#### [Exercise requirements]
Output every record word for word.

◆ ◆ ◆

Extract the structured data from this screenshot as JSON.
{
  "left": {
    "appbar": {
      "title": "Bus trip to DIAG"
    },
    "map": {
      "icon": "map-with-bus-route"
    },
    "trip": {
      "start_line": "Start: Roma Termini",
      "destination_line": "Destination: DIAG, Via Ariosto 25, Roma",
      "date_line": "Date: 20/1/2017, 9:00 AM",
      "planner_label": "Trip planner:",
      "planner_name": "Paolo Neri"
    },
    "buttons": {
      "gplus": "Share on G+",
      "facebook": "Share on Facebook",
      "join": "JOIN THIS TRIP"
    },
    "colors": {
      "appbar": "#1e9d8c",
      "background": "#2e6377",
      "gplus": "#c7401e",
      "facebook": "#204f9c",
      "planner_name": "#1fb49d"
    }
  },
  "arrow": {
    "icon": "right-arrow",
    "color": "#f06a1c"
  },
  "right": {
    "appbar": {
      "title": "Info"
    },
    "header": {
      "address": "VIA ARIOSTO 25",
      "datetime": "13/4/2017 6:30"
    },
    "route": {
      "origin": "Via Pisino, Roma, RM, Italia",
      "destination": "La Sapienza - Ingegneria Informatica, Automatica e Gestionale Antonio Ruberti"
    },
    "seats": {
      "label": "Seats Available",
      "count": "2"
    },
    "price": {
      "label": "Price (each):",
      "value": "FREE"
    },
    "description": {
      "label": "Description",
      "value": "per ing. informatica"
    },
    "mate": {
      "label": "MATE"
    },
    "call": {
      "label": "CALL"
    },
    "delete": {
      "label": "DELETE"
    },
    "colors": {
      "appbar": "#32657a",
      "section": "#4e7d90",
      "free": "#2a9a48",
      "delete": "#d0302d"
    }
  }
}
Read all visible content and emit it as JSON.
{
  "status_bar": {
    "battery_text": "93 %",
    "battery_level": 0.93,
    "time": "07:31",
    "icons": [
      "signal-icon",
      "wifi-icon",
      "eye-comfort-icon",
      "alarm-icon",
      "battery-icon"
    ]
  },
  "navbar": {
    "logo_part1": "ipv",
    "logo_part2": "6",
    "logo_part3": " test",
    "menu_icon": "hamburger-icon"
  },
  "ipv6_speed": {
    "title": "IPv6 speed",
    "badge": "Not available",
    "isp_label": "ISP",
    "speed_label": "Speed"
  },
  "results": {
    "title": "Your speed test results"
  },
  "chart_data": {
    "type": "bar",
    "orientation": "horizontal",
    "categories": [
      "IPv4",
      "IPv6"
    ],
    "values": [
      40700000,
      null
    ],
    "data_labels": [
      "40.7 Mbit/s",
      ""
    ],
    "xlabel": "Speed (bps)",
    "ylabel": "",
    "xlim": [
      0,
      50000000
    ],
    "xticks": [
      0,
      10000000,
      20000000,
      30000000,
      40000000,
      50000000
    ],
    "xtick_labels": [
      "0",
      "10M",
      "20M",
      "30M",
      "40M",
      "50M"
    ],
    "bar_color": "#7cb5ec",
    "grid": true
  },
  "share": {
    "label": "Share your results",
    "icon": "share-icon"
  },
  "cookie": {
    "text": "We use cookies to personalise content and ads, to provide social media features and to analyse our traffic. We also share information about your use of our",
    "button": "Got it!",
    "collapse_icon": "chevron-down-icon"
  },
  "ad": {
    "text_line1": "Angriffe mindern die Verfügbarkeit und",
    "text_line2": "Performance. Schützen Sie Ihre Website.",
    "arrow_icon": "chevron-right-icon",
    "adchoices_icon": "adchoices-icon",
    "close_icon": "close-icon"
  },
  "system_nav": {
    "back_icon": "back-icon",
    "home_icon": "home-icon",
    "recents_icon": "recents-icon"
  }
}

◆ ◆ ◆

#### [Result]
Extract the structured data from this screenshot as JSON.
{
  "left": {
    "appbar": {
      "title": "Bus trip to DIAG"
    },
    "map": {
      "icon": "map-with-bus-route"
    },
    "trip": {
      "start_line": "Start: Roma Termini",
      "destination_line": "Destination: DIAG, Via Ariosto 25, Roma",
      "date_line": "Date: 20/1/2017, 9:00 AM",
      "planner_label": "Trip planner:",
      "planner_name": "Paolo Neri"
    },
    "buttons": {
      "gplus": "Share on G+",
      "facebook": "Share on Facebook",
      "join": "JOIN THIS TRIP"
    },
    "colors": {
      "appbar": "#1e9d8c",
      "background": "#2e6377",
      "gplus": "#c7401e",
      "facebook": "#204f9c",
      "planner_name": "#1fb49d"
    }
  },
  "arrow": {
    "icon": "right-arrow",
    "color": "#f06a1c"
  },
  "right": {
    "appbar": {
      "title": "Info"
    },
    "header": {
      "address": "VIA ARIOSTO 25",
      "datetime": "13/4/2017 6:30"
    },
    "route": {
      "origin": "Via Pisino, Roma, RM, Italia",
      "destination": "La Sapienza - Ingegneria Informatica, Automatica e Gestionale Antonio Ruberti"
    },
    "seats": {
      "label": "Seats Available",
      "count": "2"
    },
    "price": {
      "label": "Price (each):",
      "value": "FREE"
    },
    "description": {
      "label": "Description",
      "value": "per ing. informatica"
    },
    "mate": {
      "label": "MATE"
    },
    "call": {
      "label": "CALL"
    },
    "delete": {
      "label": "DELETE"
    },
    "colors": {
      "appbar": "#32657a",
      "section": "#4e7d90",
      "free": "#2a9a48",
      "delete": "#d0302d"
    }
  }
}
Read all visible content and emit it as JSON.
{
  "status_bar": {
    "battery_text": "93 %",
    "battery_level": 0.93,
    "time": "07:31",
    "icons": [
      "signal-icon",
      "wifi-icon",
      "eye-comfort-icon",
      "alarm-icon",
      "battery-icon"
    ]
  },
  "navbar": {
    "logo_part1": "ipv",
    "logo_part2": "6",
    "logo_part3": " test",
    "menu_icon": "hamburger-icon"
  },
  "ipv6_speed": {
    "title": "IPv6 speed",
    "badge": "Not available",
    "isp_label": "ISP",
    "speed_label": "Speed"
  },
  "results": {
    "title": "Your speed test results"
  },
  "chart_data": {
    "type": "bar",
    "orientation": "horizontal",
    "categories": [
      "IPv4",
      "IPv6"
    ],
    "values": [
      40700000,
      null
    ],
    "data_labels": [
      "40.7 Mbit/s",
      ""
    ],
    "xlabel": "Speed (bps)",
    "ylabel": "",
    "xlim": [
      0,
      50000000
    ],
    "xticks": [
      0,
      10000000,
      20000000,
      30000000,
      40000000,
      50000000
    ],
    "xtick_labels": [
      "0",
      "10M",
      "20M",
      "30M",
      "40M",
      "50M"
    ],
    "bar_color": "#7cb5ec",
    "grid": true
  },
  "share": {
    "label": "Share your results",
    "icon": "share-icon"
  },
  "cookie": {
    "text": "We use cookies to personalise content and ads, to provide social media features and to analyse our traffic. We also share information about your use of our",
    "button": "Got it!",
    "collapse_icon": "chevron-down-icon"
  },
  "ad": {
    "text_line1": "Angriffe mindern die Verfügbarkeit und",
    "text_line2": "Performance. Schützen Sie Ihre Website.",
    "arrow_icon": "chevron-right-icon",
    "adchoices_icon": "adchoices-icon",
    "close_icon": "close-icon"
  },
  "system_nav": {
    "back_icon": "back-icon",
    "home_icon": "home-icon",
    "recents_icon": "recents-icon"
  }
}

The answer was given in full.